GOAL: Rewrite the items starting at the line containing "player-id: 12232 bbox=[320, 1186, 390, 1212]" and ending at the line containing "prison-terms-value: 0 bbox=[1614, 460, 1633, 496]", replacing "Not available" with "Unavailable" and leaving everything else unchanged. Output only those lines.

RECORD SET:
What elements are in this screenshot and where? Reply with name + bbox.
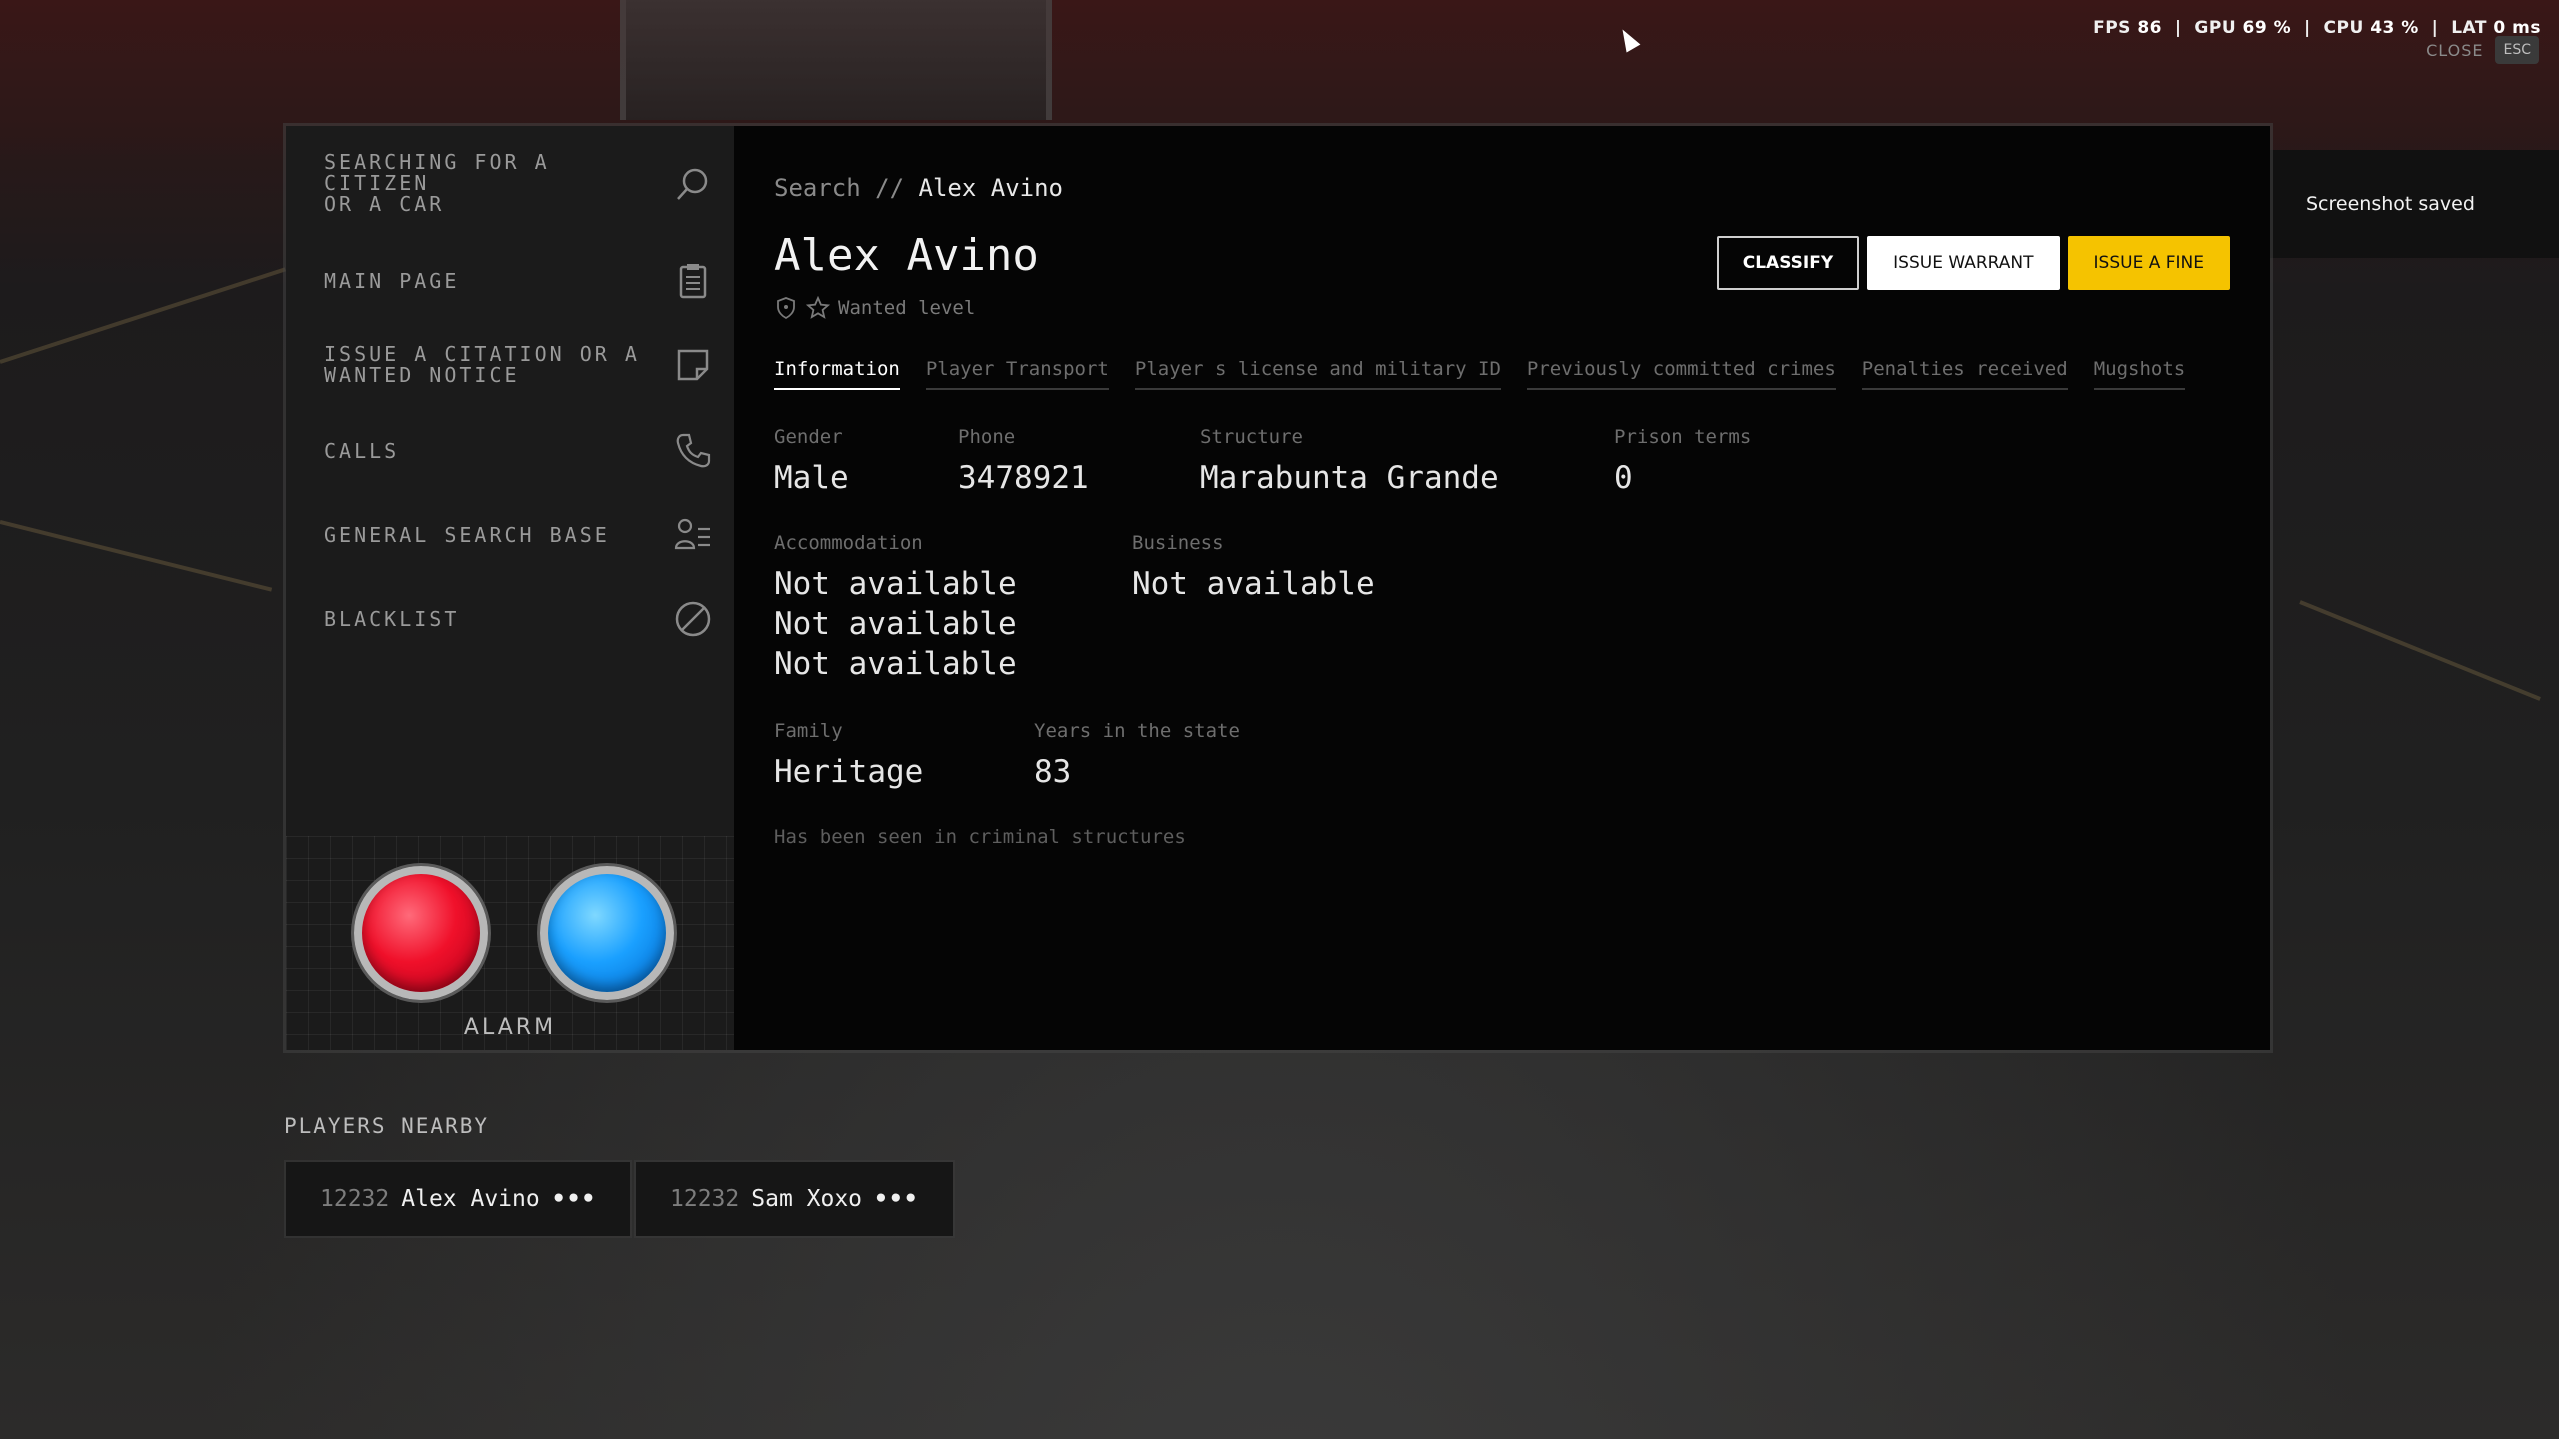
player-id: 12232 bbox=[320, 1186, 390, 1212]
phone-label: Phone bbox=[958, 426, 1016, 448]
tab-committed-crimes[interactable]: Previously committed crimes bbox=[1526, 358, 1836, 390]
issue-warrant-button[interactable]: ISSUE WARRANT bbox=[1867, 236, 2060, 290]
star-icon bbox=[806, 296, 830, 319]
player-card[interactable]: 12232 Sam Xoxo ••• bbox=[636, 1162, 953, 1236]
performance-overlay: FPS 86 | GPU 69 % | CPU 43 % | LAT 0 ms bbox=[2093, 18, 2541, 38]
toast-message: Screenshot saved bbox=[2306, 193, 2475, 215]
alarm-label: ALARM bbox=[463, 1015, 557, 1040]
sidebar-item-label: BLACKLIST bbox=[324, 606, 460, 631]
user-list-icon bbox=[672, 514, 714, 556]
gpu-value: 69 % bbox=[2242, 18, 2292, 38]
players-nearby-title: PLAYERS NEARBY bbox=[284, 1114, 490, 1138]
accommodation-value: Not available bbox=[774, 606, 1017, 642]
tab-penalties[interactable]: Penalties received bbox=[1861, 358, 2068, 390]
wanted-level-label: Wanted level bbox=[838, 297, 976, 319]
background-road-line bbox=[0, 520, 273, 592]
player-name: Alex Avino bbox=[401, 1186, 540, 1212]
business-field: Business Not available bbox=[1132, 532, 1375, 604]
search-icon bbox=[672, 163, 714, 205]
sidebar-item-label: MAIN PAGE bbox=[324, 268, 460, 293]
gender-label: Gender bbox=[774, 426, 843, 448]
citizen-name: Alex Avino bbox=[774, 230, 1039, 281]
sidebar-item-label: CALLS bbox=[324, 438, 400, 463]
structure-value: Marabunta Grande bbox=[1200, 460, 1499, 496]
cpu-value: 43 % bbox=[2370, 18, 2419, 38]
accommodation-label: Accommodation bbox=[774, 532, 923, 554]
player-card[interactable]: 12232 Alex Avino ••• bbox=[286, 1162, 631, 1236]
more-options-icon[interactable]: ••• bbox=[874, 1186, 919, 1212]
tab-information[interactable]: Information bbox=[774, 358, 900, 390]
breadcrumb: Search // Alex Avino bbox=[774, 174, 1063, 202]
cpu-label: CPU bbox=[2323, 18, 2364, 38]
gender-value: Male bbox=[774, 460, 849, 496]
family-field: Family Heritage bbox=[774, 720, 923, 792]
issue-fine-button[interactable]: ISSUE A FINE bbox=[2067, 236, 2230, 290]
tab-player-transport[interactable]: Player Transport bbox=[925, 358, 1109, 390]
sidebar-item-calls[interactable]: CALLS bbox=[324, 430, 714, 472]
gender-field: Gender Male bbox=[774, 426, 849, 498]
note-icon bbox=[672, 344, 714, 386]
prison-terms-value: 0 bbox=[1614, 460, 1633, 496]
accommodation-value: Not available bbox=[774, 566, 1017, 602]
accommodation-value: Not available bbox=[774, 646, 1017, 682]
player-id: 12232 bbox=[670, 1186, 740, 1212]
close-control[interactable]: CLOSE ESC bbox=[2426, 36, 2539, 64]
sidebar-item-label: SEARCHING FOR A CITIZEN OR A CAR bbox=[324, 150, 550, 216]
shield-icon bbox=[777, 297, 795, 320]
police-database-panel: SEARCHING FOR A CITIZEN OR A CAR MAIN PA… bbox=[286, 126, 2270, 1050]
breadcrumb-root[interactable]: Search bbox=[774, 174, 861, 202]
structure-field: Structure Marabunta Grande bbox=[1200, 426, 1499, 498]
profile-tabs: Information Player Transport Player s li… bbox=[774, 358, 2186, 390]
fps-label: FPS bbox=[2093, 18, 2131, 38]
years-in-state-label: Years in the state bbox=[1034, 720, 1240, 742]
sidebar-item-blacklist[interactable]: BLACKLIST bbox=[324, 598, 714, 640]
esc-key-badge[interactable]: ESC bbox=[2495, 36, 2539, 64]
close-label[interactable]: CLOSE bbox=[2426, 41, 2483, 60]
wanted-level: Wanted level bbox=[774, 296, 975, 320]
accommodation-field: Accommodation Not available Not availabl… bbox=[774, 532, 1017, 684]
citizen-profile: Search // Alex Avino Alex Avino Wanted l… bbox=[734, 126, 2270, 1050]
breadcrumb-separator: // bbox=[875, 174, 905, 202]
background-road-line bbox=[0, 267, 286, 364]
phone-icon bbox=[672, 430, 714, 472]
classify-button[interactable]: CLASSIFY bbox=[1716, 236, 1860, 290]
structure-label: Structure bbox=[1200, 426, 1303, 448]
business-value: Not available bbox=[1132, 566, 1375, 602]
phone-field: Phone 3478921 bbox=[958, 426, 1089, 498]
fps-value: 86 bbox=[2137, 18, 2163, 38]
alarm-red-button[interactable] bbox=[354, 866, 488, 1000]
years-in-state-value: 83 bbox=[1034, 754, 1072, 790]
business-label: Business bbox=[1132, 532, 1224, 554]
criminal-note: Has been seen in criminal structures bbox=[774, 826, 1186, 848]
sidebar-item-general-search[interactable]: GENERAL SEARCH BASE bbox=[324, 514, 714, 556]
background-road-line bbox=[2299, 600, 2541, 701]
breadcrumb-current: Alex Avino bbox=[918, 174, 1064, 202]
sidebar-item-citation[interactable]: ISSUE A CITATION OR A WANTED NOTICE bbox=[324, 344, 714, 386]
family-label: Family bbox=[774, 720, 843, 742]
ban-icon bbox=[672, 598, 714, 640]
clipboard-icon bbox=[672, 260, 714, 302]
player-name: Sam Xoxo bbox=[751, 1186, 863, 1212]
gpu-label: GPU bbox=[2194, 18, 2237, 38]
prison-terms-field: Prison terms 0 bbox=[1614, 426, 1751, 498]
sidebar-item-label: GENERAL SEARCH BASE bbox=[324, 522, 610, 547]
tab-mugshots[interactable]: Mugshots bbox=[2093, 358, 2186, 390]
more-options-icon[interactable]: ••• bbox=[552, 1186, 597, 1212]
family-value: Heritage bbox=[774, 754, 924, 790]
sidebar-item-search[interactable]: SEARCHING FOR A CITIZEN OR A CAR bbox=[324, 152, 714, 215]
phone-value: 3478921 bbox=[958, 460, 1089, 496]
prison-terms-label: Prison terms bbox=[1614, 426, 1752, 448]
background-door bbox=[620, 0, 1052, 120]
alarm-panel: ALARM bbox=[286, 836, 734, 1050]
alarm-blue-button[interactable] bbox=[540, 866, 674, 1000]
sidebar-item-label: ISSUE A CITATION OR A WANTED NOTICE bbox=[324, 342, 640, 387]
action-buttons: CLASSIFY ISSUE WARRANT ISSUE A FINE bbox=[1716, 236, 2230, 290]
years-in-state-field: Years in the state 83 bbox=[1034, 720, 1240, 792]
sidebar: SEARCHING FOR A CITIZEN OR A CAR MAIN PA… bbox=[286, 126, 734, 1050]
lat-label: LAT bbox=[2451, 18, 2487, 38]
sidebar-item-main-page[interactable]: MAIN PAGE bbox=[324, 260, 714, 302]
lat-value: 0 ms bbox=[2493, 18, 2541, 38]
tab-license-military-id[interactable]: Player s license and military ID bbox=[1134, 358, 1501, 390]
--
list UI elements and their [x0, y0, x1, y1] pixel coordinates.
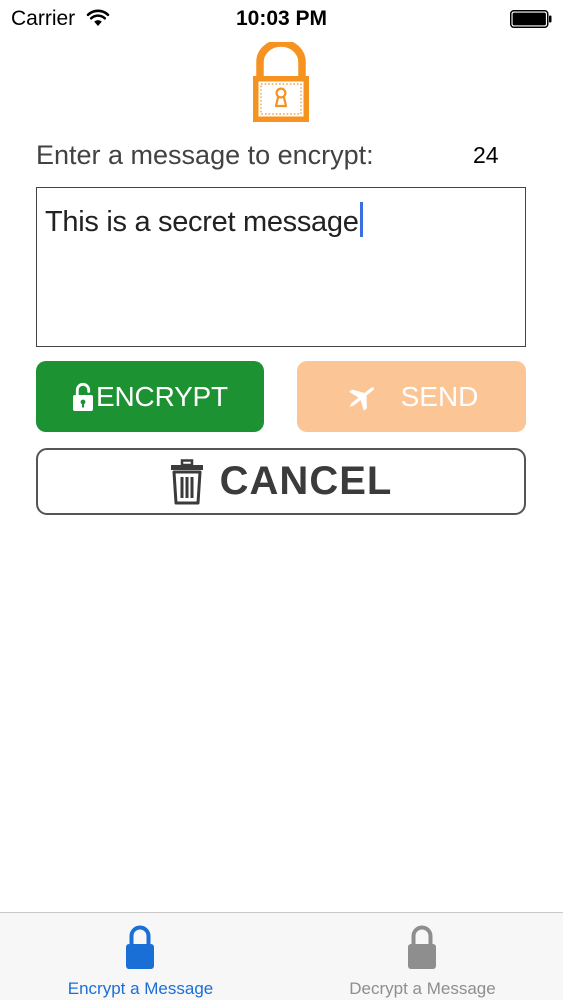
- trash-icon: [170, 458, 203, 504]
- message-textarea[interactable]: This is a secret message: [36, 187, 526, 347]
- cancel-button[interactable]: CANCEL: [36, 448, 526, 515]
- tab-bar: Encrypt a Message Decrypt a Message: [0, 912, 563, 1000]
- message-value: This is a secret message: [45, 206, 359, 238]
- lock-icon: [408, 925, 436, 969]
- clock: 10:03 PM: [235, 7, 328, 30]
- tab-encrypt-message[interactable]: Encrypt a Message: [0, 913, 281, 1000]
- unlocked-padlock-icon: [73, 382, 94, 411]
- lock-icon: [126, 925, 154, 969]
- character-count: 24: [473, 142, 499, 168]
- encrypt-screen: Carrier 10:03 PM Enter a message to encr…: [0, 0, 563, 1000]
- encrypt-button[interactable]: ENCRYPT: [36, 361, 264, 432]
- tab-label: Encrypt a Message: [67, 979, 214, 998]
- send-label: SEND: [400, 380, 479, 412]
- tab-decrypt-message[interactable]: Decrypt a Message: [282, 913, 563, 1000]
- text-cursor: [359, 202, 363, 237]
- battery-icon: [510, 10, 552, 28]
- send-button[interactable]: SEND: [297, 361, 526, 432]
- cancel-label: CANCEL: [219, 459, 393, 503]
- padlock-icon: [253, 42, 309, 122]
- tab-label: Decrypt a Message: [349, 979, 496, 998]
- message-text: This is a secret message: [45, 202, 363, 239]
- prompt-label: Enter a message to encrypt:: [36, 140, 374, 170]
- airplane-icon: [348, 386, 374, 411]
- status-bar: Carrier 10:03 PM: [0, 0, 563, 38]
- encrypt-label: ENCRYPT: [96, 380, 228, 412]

EXPECTED OUTPUT:
player-id: 12232 bbox=[320, 1186, 390, 1212]
phone-label: Phone bbox=[958, 426, 1016, 448]
tab-committed-crimes[interactable]: Previously committed crimes bbox=[1526, 358, 1836, 390]
issue-warrant-button[interactable]: ISSUE WARRANT bbox=[1867, 236, 2060, 290]
star-icon bbox=[806, 296, 830, 319]
player-card[interactable]: 12232 Sam Xoxo ••• bbox=[636, 1162, 953, 1236]
performance-overlay: FPS 86 | GPU 69 % | CPU 43 % | LAT 0 ms bbox=[2093, 18, 2541, 38]
toast-message: Screenshot saved bbox=[2306, 193, 2475, 215]
alarm-label: ALARM bbox=[463, 1015, 557, 1040]
sidebar-item-label: BLACKLIST bbox=[324, 606, 460, 631]
user-list-icon bbox=[672, 514, 714, 556]
gpu-value: 69 % bbox=[2242, 18, 2292, 38]
players-nearby-title: PLAYERS NEARBY bbox=[284, 1114, 490, 1138]
accommodation-value: Unavailable bbox=[774, 606, 1017, 642]
tab-penalties[interactable]: Penalties received bbox=[1861, 358, 2068, 390]
wanted-level-label: Wanted level bbox=[838, 297, 976, 319]
background-road-line bbox=[0, 520, 273, 592]
player-name: Alex Avino bbox=[401, 1186, 540, 1212]
business-field: Business Unavailable bbox=[1132, 532, 1375, 604]
search-icon bbox=[672, 163, 714, 205]
sidebar-item-label: MAIN PAGE bbox=[324, 268, 460, 293]
gender-label: Gender bbox=[774, 426, 843, 448]
citizen-name: Alex Avino bbox=[774, 230, 1039, 281]
sidebar-item-label: CALLS bbox=[324, 438, 400, 463]
structure-value: Marabunta Grande bbox=[1200, 460, 1499, 496]
cpu-value: 43 % bbox=[2370, 18, 2419, 38]
accommodation-label: Accommodation bbox=[774, 532, 923, 554]
player-card[interactable]: 12232 Alex Avino ••• bbox=[286, 1162, 631, 1236]
more-options-icon[interactable]: ••• bbox=[874, 1186, 919, 1212]
tab-information[interactable]: Information bbox=[774, 358, 900, 390]
breadcrumb: Search // Alex Avino bbox=[774, 174, 1063, 202]
cpu-label: CPU bbox=[2323, 18, 2364, 38]
gender-value: Male bbox=[774, 460, 849, 496]
family-field: Family Heritage bbox=[774, 720, 923, 792]
issue-fine-button[interactable]: ISSUE A FINE bbox=[2067, 236, 2230, 290]
tab-player-transport[interactable]: Player Transport bbox=[925, 358, 1109, 390]
sidebar-item-calls[interactable]: CALLS bbox=[324, 430, 714, 472]
gender-field: Gender Male bbox=[774, 426, 849, 498]
note-icon bbox=[672, 344, 714, 386]
prison-terms-value: 0 bbox=[1614, 460, 1633, 496]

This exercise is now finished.